Exercise goal: Set down all of the data that follows word for word, without the images.

Input:
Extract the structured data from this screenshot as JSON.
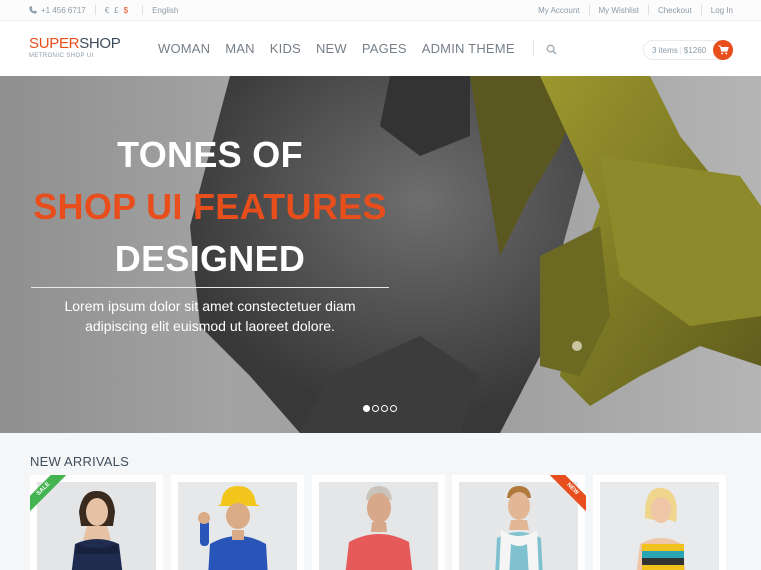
{
  "topbar": {
    "phone": "+1 456 6717",
    "currencies": [
      "€",
      "£",
      "$"
    ],
    "active_currency": "$",
    "language": "English",
    "links": [
      "My Account",
      "My Wishlist",
      "Checkout",
      "Log In"
    ]
  },
  "header": {
    "logo_part1": "SUPER",
    "logo_part2": "SHOP",
    "logo_tagline": "METRONIC SHOP UI",
    "nav": [
      "WOMAN",
      "MAN",
      "KIDS",
      "NEW",
      "PAGES",
      "ADMIN THEME"
    ],
    "cart_items": "3 items",
    "cart_total": "$1260"
  },
  "hero": {
    "line1": "TONES OF",
    "line2": "SHOP UI FEATURES",
    "line3": "DESIGNED",
    "subtitle_line1": "Lorem ipsum dolor sit amet constectetuer diam",
    "subtitle_line2": "adipiscing elit euismod ut laoreet dolore.",
    "slide_count": 4,
    "active_slide": 1
  },
  "arrivals": {
    "title": "NEW ARRIVALS",
    "sale_badge": "SALE",
    "new_badge": "NEW"
  },
  "colors": {
    "accent": "#e84d1c",
    "sale_green": "#44b352",
    "text_dark": "#3e4d5c",
    "text_muted": "#8c9aa7"
  }
}
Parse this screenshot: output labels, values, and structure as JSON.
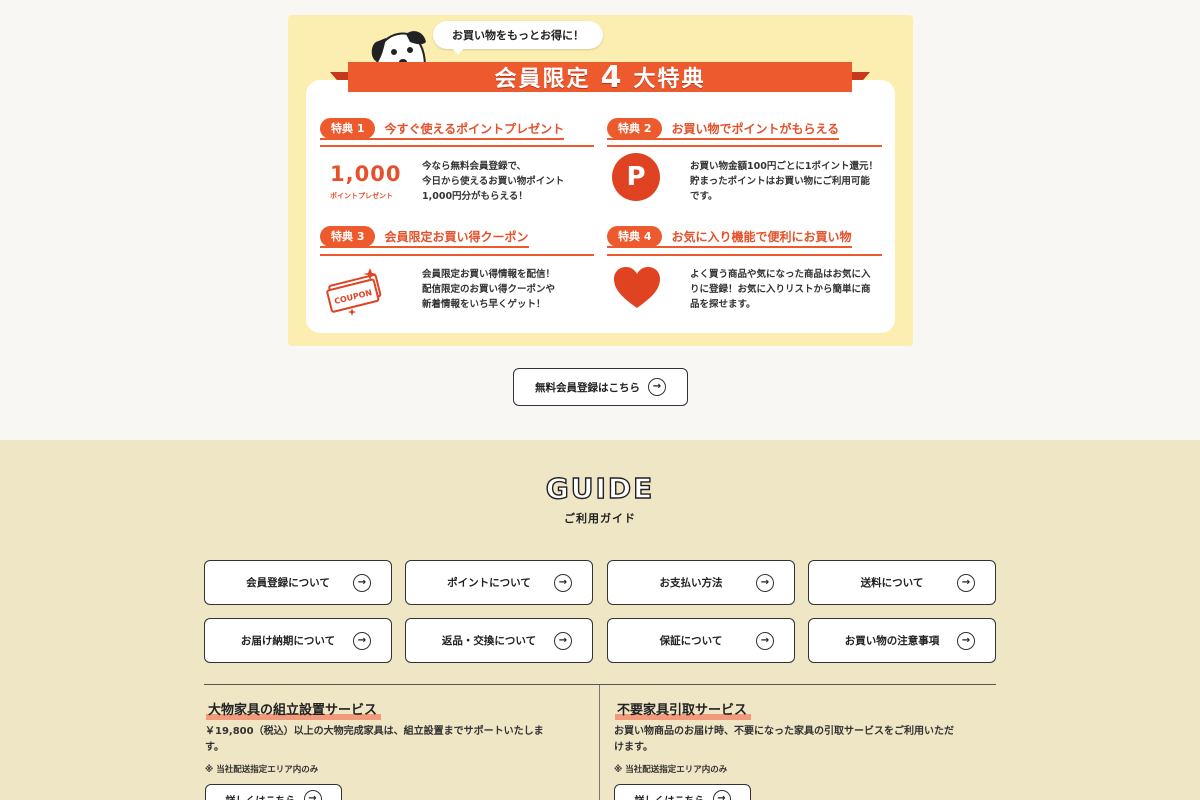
{
  "benefits": {
    "bubble": "お買い物をもっとお得に！",
    "banner_pre": "会員限定",
    "banner_num": "4",
    "banner_post": "大特典",
    "perks": [
      {
        "badge": "特典 1",
        "title": "今すぐ使えるポイントプレゼント",
        "text": [
          "今なら無料会員登録で、",
          "今日から使えるお買い物ポイント",
          "1,000円分がもらえる！"
        ],
        "value": "1,000",
        "caption": "ポイントプレゼント"
      },
      {
        "badge": "特典 2",
        "title": "お買い物でポイントがもらえる",
        "text": [
          "お買い物金額100円ごとに1ポイント還元！",
          "貯まったポイントはお買い物にご利用可能",
          "です。"
        ],
        "icon_letter": "P"
      },
      {
        "badge": "特典 3",
        "title": "会員限定お買い得クーポン",
        "text": [
          "会員限定お買い得情報を配信！",
          "配信限定のお買い得クーポンや",
          "新着情報をいち早くゲット！"
        ],
        "icon_label": "COUPON"
      },
      {
        "badge": "特典 4",
        "title": "お気に入り機能で便利にお買い物",
        "text": [
          "よく買う商品や気になった商品はお気に入",
          "りに登録！お気に入りリストから簡単に商",
          "品を探せます。"
        ]
      }
    ],
    "icons": {
      "p": "point-icon",
      "coupon": "coupon-icon",
      "heart": "heart-icon"
    },
    "accent": "#ec5a2e"
  },
  "register": {
    "label": "無料会員登録はこちら"
  },
  "guide": {
    "title_en": "GUIDE",
    "title_ja": "ご利用ガイド",
    "buttons": [
      "会員登録について",
      "ポイントについて",
      "お支払い方法",
      "送料について",
      "お届け納期について",
      "返品・交換について",
      "保証について",
      "お買い物の注意事項"
    ]
  },
  "services": [
    {
      "title": "大物家具の組立設置サービス",
      "desc": [
        "￥19,800（税込）以上の大物完成家具は、組立設置までサポートいたしま",
        "す。"
      ],
      "note": "※ 当社配送指定エリア内のみ",
      "button": "詳しくはこちら"
    },
    {
      "title": "不要家具引取サービス",
      "desc": [
        "お買い物商品のお届け時、不要になった家具の引取サービスをご利用いただ",
        "けます。"
      ],
      "note": "※ 当社配送指定エリア内のみ",
      "button": "詳しくはこちら"
    }
  ]
}
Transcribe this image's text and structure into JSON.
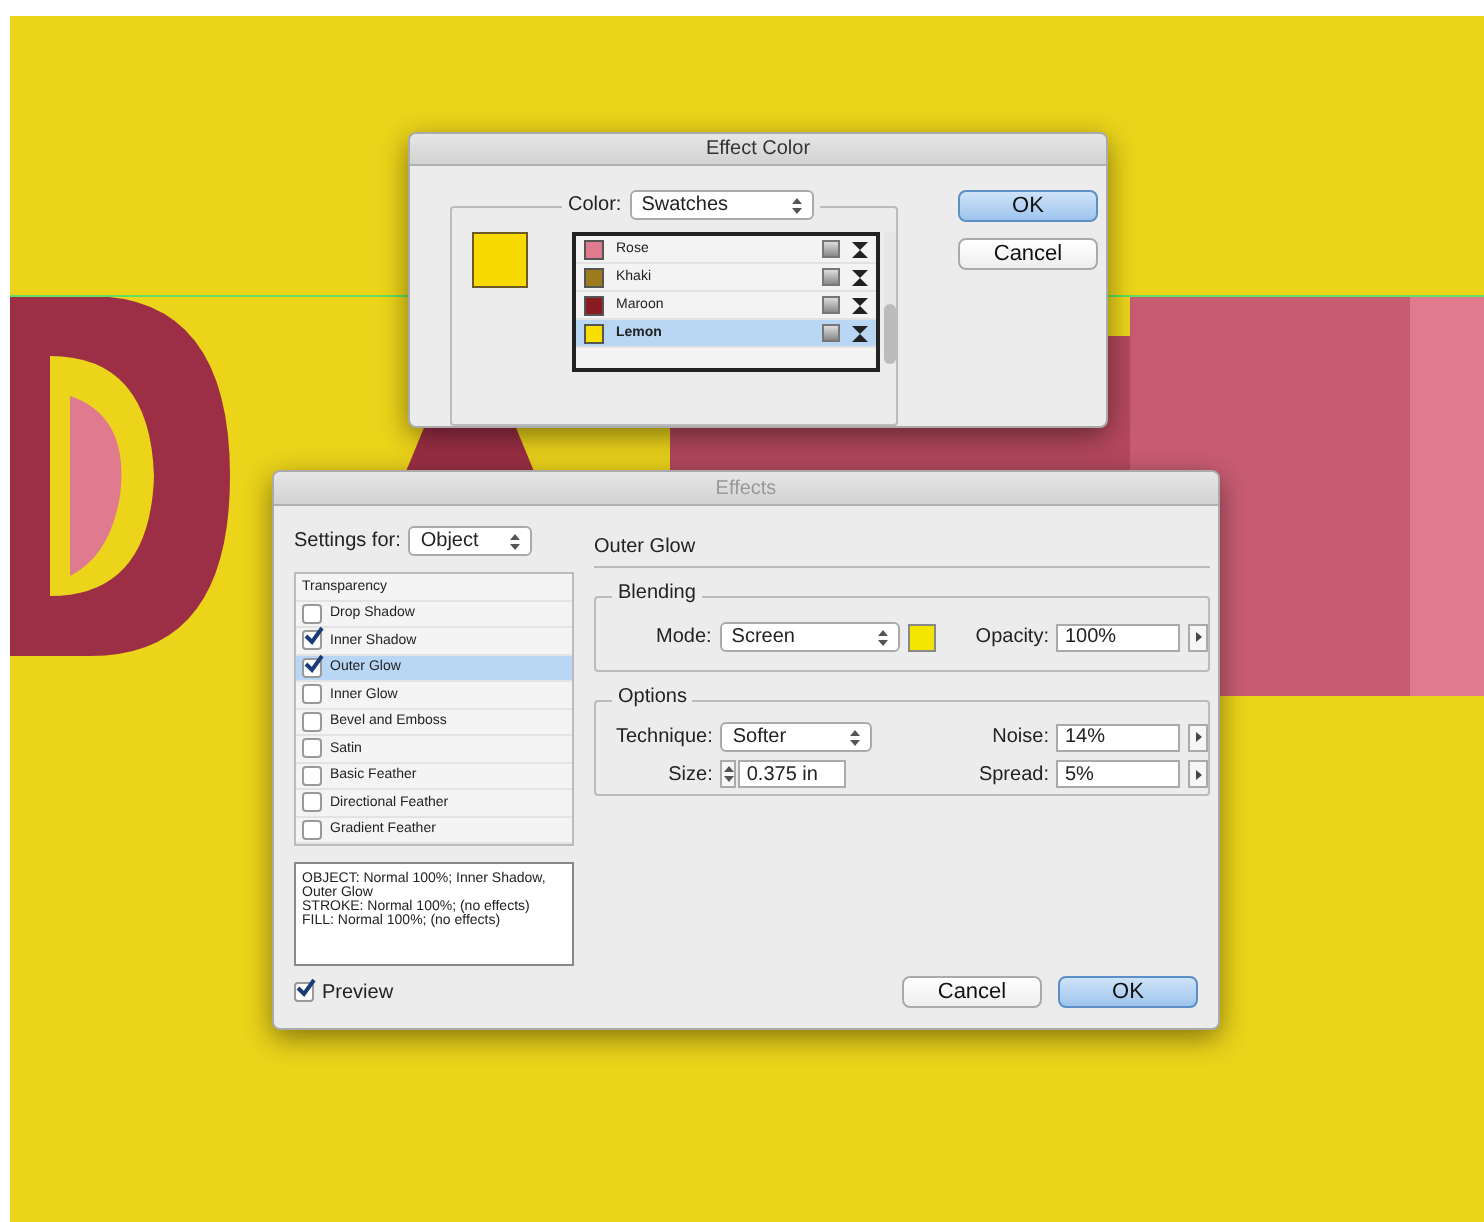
{
  "effect_color_dialog": {
    "title": "Effect Color",
    "color_label": "Color:",
    "color_source": "Swatches",
    "swatches": [
      {
        "name": "Rose",
        "color": "#e07a8f",
        "selected": false
      },
      {
        "name": "Khaki",
        "color": "#9c7a1e",
        "selected": false
      },
      {
        "name": "Maroon",
        "color": "#8a1a22",
        "selected": false
      },
      {
        "name": "Lemon",
        "color": "#f7e000",
        "selected": true
      }
    ],
    "buttons": [
      {
        "label": "OK",
        "default": true
      },
      {
        "label": "Cancel",
        "default": false
      }
    ]
  },
  "effects_dialog": {
    "title": "Effects",
    "settings_for_label": "Settings for:",
    "settings_for": "Object",
    "list_header": "Transparency",
    "effects": [
      {
        "label": "Drop Shadow",
        "checked": false,
        "selected": false
      },
      {
        "label": "Inner Shadow",
        "checked": true,
        "selected": false
      },
      {
        "label": "Outer Glow",
        "checked": true,
        "selected": true
      },
      {
        "label": "Inner Glow",
        "checked": false,
        "selected": false
      },
      {
        "label": "Bevel and Emboss",
        "checked": false,
        "selected": false
      },
      {
        "label": "Satin",
        "checked": false,
        "selected": false
      },
      {
        "label": "Basic Feather",
        "checked": false,
        "selected": false
      },
      {
        "label": "Directional Feather",
        "checked": false,
        "selected": false
      },
      {
        "label": "Gradient Feather",
        "checked": false,
        "selected": false
      }
    ],
    "summary": [
      "OBJECT: Normal 100%; Inner Shadow, Outer Glow",
      "STROKE: Normal 100%; (no effects)",
      "FILL: Normal 100%; (no effects)"
    ],
    "section_title": "Outer Glow",
    "blending": {
      "title": "Blending",
      "mode_label": "Mode:",
      "mode": "Screen",
      "opacity_label": "Opacity:",
      "opacity": "100%"
    },
    "options": {
      "title": "Options",
      "technique_label": "Technique:",
      "technique": "Softer",
      "size_label": "Size:",
      "size": "0.375 in",
      "noise_label": "Noise:",
      "noise": "14%",
      "spread_label": "Spread:",
      "spread": "5%"
    },
    "preview": {
      "label": "Preview",
      "checked": true
    },
    "buttons": [
      {
        "label": "Cancel",
        "default": false
      },
      {
        "label": "OK",
        "default": true
      }
    ]
  }
}
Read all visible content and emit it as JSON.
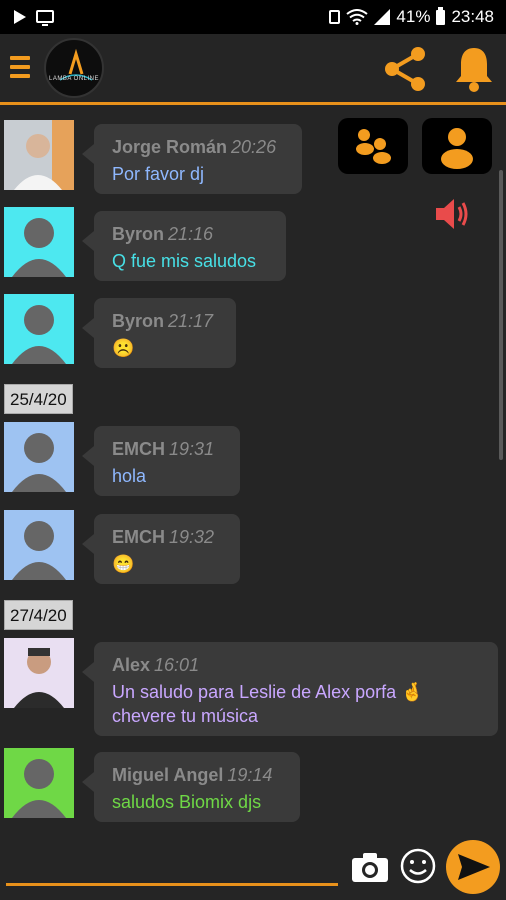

Exercise response:
Extract the structured data from this screenshot as JSON.
{
  "topbar": {
    "phone": "+1 456 6717",
    "currencies": [
      "€",
      "£",
      "$"
    ],
    "active_currency": "$",
    "language": "English",
    "links": [
      "My Account",
      "My Wishlist",
      "Checkout",
      "Log In"
    ]
  },
  "header": {
    "logo_part1": "SUPER",
    "logo_part2": "SHOP",
    "logo_tagline": "METRONIC SHOP UI",
    "nav": [
      "WOMAN",
      "MAN",
      "KIDS",
      "NEW",
      "PAGES",
      "ADMIN THEME"
    ],
    "cart_items": "3 items",
    "cart_total": "$1260"
  },
  "hero": {
    "line1": "TONES OF",
    "line2": "SHOP UI FEATURES",
    "line3": "DESIGNED",
    "subtitle_line1": "Lorem ipsum dolor sit amet constectetuer diam",
    "subtitle_line2": "adipiscing elit euismod ut laoreet dolore.",
    "slide_count": 4,
    "active_slide": 1
  },
  "arrivals": {
    "title": "NEW ARRIVALS",
    "sale_badge": "SALE",
    "new_badge": "NEW"
  },
  "colors": {
    "accent": "#e84d1c",
    "sale_green": "#44b352",
    "text_dark": "#3e4d5c",
    "text_muted": "#8c9aa7"
  }
}
Parse this screenshot: output labels, values, and structure as JSON.
{
  "benefits": {
    "bubble": "お買い物をもっとお得に！",
    "banner_pre": "会員限定",
    "banner_num": "4",
    "banner_post": "大特典",
    "perks": [
      {
        "badge": "特典 1",
        "title": "今すぐ使えるポイントプレゼント",
        "text": [
          "今なら無料会員登録で、",
          "今日から使えるお買い物ポイント",
          "1,000円分がもらえる！"
        ],
        "value": "1,000",
        "caption": "ポイントプレゼント"
      },
      {
        "badge": "特典 2",
        "title": "お買い物でポイントがもらえる",
        "text": [
          "お買い物金額100円ごとに1ポイント還元！",
          "貯まったポイントはお買い物にご利用可能",
          "です。"
        ],
        "icon_letter": "P"
      },
      {
        "badge": "特典 3",
        "title": "会員限定お買い得クーポン",
        "text": [
          "会員限定お買い得情報を配信！",
          "配信限定のお買い得クーポンや",
          "新着情報をいち早くゲット！"
        ],
        "icon_label": "COUPON"
      },
      {
        "badge": "特典 4",
        "title": "お気に入り機能で便利にお買い物",
        "text": [
          "よく買う商品や気になった商品はお気に入",
          "りに登録！お気に入りリストから簡単に商",
          "品を探せます。"
        ]
      }
    ],
    "icons": {
      "p": "point-icon",
      "coupon": "coupon-icon",
      "heart": "heart-icon"
    },
    "accent": "#ec5a2e"
  },
  "register": {
    "label": "無料会員登録はこちら"
  },
  "guide": {
    "title_en": "GUIDE",
    "title_ja": "ご利用ガイド",
    "buttons": [
      "会員登録について",
      "ポイントについて",
      "お支払い方法",
      "送料について",
      "お届け納期について",
      "返品・交換について",
      "保証について",
      "お買い物の注意事項"
    ]
  },
  "services": [
    {
      "title": "大物家具の組立設置サービス",
      "desc": [
        "￥19,800（税込）以上の大物完成家具は、組立設置までサポートいたしま",
        "す。"
      ],
      "note": "※ 当社配送指定エリア内のみ",
      "button": "詳しくはこちら"
    },
    {
      "title": "不要家具引取サービス",
      "desc": [
        "お買い物商品のお届け時、不要になった家具の引取サービスをご利用いただ",
        "けます。"
      ],
      "note": "※ 当社配送指定エリア内のみ",
      "button": "詳しくはこちら"
    }
  ]
}
Transcribe this image's text and structure into JSON.
{
  "effect_color_dialog": {
    "title": "Effect Color",
    "color_label": "Color:",
    "color_source": "Swatches",
    "swatches": [
      {
        "name": "Rose",
        "color": "#e07a8f",
        "selected": false
      },
      {
        "name": "Khaki",
        "color": "#9c7a1e",
        "selected": false
      },
      {
        "name": "Maroon",
        "color": "#8a1a22",
        "selected": false
      },
      {
        "name": "Lemon",
        "color": "#f7e000",
        "selected": true
      }
    ],
    "buttons": [
      {
        "label": "OK",
        "default": true
      },
      {
        "label": "Cancel",
        "default": false
      }
    ]
  },
  "effects_dialog": {
    "title": "Effects",
    "settings_for_label": "Settings for:",
    "settings_for": "Object",
    "list_header": "Transparency",
    "effects": [
      {
        "label": "Drop Shadow",
        "checked": false,
        "selected": false
      },
      {
        "label": "Inner Shadow",
        "checked": true,
        "selected": false
      },
      {
        "label": "Outer Glow",
        "checked": true,
        "selected": true
      },
      {
        "label": "Inner Glow",
        "checked": false,
        "selected": false
      },
      {
        "label": "Bevel and Emboss",
        "checked": false,
        "selected": false
      },
      {
        "label": "Satin",
        "checked": false,
        "selected": false
      },
      {
        "label": "Basic Feather",
        "checked": false,
        "selected": false
      },
      {
        "label": "Directional Feather",
        "checked": false,
        "selected": false
      },
      {
        "label": "Gradient Feather",
        "checked": false,
        "selected": false
      }
    ],
    "summary": [
      "OBJECT: Normal 100%; Inner Shadow, Outer Glow",
      "STROKE: Normal 100%; (no effects)",
      "FILL: Normal 100%; (no effects)"
    ],
    "section_title": "Outer Glow",
    "blending": {
      "title": "Blending",
      "mode_label": "Mode:",
      "mode": "Screen",
      "opacity_label": "Opacity:",
      "opacity": "100%"
    },
    "options": {
      "title": "Options",
      "technique_label": "Technique:",
      "technique": "Softer",
      "size_label": "Size:",
      "size": "0.375 in",
      "noise_label": "Noise:",
      "noise": "14%",
      "spread_label": "Spread:",
      "spread": "5%"
    },
    "preview": {
      "label": "Preview",
      "checked": true
    },
    "buttons": [
      {
        "label": "Cancel",
        "default": false
      },
      {
        "label": "OK",
        "default": true
      }
    ]
  }
}
Read all visible content and emit it as JSON.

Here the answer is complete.